→ Set problem:
Gather every line in the records below that contains the word "Loan".

[START OF The data]

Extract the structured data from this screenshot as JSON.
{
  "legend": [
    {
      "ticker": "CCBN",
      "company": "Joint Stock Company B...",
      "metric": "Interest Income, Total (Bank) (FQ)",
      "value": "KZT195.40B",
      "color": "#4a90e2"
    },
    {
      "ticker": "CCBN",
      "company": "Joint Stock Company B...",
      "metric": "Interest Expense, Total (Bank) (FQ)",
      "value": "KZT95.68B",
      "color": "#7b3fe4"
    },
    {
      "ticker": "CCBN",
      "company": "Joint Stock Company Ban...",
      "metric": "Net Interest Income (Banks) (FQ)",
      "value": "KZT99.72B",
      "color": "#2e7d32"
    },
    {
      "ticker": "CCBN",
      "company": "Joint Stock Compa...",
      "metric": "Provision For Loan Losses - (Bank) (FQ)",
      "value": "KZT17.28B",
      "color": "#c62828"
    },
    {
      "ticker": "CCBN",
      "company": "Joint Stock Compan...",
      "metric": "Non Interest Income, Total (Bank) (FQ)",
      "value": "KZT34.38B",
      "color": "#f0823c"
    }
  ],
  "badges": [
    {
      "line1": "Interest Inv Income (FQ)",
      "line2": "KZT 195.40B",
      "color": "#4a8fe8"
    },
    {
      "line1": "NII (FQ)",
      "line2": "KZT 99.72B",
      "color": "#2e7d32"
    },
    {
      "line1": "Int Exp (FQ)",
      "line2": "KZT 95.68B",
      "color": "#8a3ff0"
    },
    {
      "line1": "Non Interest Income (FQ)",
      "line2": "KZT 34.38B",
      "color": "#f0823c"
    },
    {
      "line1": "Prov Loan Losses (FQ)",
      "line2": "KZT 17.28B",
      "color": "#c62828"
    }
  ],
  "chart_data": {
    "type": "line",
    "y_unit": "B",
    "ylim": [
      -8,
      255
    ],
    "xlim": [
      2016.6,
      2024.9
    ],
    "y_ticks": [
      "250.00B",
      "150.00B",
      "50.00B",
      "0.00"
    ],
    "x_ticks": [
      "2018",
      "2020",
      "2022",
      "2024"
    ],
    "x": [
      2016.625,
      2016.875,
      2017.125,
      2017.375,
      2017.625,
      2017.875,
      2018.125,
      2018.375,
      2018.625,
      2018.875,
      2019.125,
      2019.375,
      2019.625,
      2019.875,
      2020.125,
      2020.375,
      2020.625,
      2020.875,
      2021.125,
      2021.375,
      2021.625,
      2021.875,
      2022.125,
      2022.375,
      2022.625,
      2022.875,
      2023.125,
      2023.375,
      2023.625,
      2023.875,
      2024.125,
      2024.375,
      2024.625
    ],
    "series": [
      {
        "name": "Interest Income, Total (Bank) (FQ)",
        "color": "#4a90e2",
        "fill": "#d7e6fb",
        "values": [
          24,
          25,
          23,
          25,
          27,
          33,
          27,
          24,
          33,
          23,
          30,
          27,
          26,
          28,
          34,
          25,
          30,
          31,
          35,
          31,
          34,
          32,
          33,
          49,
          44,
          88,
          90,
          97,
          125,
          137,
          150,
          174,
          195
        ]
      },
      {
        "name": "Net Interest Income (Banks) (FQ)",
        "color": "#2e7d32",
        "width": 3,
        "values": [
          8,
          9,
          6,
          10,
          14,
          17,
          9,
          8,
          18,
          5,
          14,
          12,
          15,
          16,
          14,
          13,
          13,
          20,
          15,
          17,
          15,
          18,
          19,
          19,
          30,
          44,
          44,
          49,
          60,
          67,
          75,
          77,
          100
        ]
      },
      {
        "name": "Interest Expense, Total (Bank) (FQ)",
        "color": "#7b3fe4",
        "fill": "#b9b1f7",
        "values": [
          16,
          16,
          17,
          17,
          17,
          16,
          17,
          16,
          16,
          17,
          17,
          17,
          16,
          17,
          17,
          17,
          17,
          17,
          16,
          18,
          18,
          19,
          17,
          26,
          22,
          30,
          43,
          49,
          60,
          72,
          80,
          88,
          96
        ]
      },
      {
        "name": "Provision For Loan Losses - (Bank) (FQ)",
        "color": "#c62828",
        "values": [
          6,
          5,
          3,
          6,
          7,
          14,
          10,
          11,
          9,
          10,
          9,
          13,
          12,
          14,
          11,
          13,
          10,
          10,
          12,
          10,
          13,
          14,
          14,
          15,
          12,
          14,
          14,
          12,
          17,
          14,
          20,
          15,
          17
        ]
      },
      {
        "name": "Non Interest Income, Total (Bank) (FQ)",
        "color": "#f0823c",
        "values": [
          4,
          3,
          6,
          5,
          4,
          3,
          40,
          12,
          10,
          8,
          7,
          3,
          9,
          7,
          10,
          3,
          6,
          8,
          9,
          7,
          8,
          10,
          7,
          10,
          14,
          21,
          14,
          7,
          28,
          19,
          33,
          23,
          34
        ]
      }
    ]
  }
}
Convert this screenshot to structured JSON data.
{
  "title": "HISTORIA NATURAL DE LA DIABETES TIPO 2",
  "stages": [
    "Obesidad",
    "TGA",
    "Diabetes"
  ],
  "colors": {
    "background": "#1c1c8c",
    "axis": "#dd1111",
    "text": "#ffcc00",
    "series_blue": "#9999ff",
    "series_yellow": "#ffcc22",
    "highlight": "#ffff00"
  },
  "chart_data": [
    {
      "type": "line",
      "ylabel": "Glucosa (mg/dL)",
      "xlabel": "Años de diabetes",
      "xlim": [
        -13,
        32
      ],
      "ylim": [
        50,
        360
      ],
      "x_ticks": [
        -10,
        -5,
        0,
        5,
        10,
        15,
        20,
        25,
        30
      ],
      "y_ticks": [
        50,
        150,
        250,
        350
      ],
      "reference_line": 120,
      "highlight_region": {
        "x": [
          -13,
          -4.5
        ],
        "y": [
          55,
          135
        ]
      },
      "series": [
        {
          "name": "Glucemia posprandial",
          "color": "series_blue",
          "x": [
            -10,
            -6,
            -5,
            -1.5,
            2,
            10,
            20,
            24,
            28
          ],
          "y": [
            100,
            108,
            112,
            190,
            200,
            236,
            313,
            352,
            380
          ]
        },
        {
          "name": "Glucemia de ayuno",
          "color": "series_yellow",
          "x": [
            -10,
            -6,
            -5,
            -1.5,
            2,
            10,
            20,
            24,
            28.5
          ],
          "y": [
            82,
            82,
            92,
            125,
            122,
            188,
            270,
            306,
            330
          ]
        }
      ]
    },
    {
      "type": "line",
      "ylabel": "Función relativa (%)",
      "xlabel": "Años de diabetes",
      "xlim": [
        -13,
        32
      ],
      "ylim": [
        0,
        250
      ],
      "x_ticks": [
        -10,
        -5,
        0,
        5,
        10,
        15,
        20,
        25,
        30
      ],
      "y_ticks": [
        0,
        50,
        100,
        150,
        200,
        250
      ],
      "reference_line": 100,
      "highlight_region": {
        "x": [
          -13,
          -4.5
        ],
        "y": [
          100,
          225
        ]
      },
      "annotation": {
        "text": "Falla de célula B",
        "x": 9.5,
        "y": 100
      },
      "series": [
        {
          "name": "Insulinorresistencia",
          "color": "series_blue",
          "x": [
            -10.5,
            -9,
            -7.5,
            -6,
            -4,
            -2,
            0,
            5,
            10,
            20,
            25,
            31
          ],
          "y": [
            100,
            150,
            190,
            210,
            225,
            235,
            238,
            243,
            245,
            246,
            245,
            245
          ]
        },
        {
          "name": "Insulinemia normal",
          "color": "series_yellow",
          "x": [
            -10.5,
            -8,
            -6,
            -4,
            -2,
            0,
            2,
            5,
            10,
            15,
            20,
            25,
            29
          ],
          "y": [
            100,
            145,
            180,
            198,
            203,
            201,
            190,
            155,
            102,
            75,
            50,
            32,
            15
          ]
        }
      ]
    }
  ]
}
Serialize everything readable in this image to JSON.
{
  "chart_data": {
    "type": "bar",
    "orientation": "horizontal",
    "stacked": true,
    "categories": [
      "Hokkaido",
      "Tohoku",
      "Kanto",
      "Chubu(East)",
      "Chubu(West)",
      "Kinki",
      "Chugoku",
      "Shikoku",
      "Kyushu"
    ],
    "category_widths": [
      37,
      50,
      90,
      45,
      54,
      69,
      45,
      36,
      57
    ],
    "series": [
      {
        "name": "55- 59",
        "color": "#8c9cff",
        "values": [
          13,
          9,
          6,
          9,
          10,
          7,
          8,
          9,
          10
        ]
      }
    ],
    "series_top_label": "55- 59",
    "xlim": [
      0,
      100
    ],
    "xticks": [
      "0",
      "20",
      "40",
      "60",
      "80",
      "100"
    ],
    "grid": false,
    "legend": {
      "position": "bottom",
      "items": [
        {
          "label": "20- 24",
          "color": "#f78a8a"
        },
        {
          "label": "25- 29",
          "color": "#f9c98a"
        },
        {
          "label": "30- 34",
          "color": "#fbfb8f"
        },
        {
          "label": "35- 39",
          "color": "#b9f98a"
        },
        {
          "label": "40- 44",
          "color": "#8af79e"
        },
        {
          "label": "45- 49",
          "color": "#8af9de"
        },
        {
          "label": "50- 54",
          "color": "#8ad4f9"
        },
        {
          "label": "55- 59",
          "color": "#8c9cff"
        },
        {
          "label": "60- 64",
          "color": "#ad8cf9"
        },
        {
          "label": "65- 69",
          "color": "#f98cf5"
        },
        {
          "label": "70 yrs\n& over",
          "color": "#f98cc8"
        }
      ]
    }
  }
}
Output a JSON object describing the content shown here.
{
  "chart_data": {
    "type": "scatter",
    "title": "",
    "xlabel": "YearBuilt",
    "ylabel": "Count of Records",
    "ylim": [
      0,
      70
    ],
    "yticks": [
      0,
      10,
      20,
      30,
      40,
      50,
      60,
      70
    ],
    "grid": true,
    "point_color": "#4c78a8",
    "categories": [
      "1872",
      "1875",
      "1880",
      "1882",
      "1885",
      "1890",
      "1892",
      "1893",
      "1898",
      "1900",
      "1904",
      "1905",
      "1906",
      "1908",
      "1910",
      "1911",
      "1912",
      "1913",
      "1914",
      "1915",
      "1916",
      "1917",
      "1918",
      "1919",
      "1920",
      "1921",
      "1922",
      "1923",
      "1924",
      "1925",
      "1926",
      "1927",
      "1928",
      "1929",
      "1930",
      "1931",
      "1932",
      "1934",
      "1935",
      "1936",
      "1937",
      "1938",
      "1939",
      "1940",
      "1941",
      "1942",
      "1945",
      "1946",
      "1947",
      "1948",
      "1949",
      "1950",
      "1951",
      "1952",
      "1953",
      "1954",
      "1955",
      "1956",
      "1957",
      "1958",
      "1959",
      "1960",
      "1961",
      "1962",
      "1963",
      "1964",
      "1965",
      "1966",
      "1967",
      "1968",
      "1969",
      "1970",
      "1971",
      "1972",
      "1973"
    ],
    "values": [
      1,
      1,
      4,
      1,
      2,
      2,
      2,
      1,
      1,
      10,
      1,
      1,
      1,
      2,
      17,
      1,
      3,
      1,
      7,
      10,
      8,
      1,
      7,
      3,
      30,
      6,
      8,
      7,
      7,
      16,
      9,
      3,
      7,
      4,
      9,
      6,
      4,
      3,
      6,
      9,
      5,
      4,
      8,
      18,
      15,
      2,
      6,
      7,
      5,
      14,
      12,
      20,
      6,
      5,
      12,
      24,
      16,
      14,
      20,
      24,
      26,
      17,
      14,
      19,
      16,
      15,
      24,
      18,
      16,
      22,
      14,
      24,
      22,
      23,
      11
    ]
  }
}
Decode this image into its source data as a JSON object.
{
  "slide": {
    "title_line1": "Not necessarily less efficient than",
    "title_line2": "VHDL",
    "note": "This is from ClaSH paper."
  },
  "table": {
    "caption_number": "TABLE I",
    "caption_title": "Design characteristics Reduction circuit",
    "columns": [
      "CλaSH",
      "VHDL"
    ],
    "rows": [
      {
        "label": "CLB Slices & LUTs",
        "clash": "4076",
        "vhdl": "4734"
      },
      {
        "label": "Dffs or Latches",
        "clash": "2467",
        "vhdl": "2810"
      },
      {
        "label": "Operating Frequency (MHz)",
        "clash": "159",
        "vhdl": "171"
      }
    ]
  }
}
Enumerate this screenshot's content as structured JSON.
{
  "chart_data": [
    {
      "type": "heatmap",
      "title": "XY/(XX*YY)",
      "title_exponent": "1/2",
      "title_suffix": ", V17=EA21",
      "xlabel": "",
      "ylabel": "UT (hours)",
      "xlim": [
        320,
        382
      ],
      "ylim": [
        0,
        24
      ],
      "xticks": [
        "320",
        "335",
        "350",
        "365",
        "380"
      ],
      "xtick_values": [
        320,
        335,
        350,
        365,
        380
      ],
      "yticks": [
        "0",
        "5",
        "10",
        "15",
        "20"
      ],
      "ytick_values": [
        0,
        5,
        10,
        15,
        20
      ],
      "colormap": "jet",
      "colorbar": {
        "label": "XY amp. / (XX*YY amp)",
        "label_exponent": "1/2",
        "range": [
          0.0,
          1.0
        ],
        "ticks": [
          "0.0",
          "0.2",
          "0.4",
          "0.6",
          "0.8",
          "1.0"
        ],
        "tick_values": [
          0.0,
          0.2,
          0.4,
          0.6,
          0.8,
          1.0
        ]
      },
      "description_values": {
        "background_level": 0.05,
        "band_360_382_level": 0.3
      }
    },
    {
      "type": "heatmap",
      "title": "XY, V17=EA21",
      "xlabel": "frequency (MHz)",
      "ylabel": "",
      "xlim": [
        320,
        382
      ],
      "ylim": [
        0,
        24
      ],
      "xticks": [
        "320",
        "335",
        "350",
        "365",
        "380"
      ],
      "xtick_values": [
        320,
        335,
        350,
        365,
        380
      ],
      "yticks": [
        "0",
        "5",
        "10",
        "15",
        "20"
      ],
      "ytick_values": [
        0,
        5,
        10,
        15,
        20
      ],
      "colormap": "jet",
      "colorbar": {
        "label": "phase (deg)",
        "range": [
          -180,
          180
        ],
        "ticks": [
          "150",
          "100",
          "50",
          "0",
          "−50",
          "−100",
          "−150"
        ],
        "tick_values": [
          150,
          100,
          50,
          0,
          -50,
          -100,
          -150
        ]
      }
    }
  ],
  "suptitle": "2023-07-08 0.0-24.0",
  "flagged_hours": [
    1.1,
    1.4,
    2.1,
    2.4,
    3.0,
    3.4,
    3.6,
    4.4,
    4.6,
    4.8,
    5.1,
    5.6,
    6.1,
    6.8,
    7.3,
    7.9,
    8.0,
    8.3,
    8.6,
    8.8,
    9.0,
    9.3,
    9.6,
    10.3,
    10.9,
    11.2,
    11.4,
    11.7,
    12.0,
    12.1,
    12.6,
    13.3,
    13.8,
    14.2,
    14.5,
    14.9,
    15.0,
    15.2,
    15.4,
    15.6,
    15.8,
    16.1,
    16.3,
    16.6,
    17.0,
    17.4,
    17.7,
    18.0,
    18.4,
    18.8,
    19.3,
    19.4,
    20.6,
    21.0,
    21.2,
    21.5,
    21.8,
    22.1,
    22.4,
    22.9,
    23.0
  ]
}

[END OF The data]

→ Task solution:
      "metric": "Provision For Loan Losses - (Bank) (FQ)",
      "line1": "Prov Loan Losses (FQ)",
        "name": "Provision For Loan Losses - (Bank) (FQ)",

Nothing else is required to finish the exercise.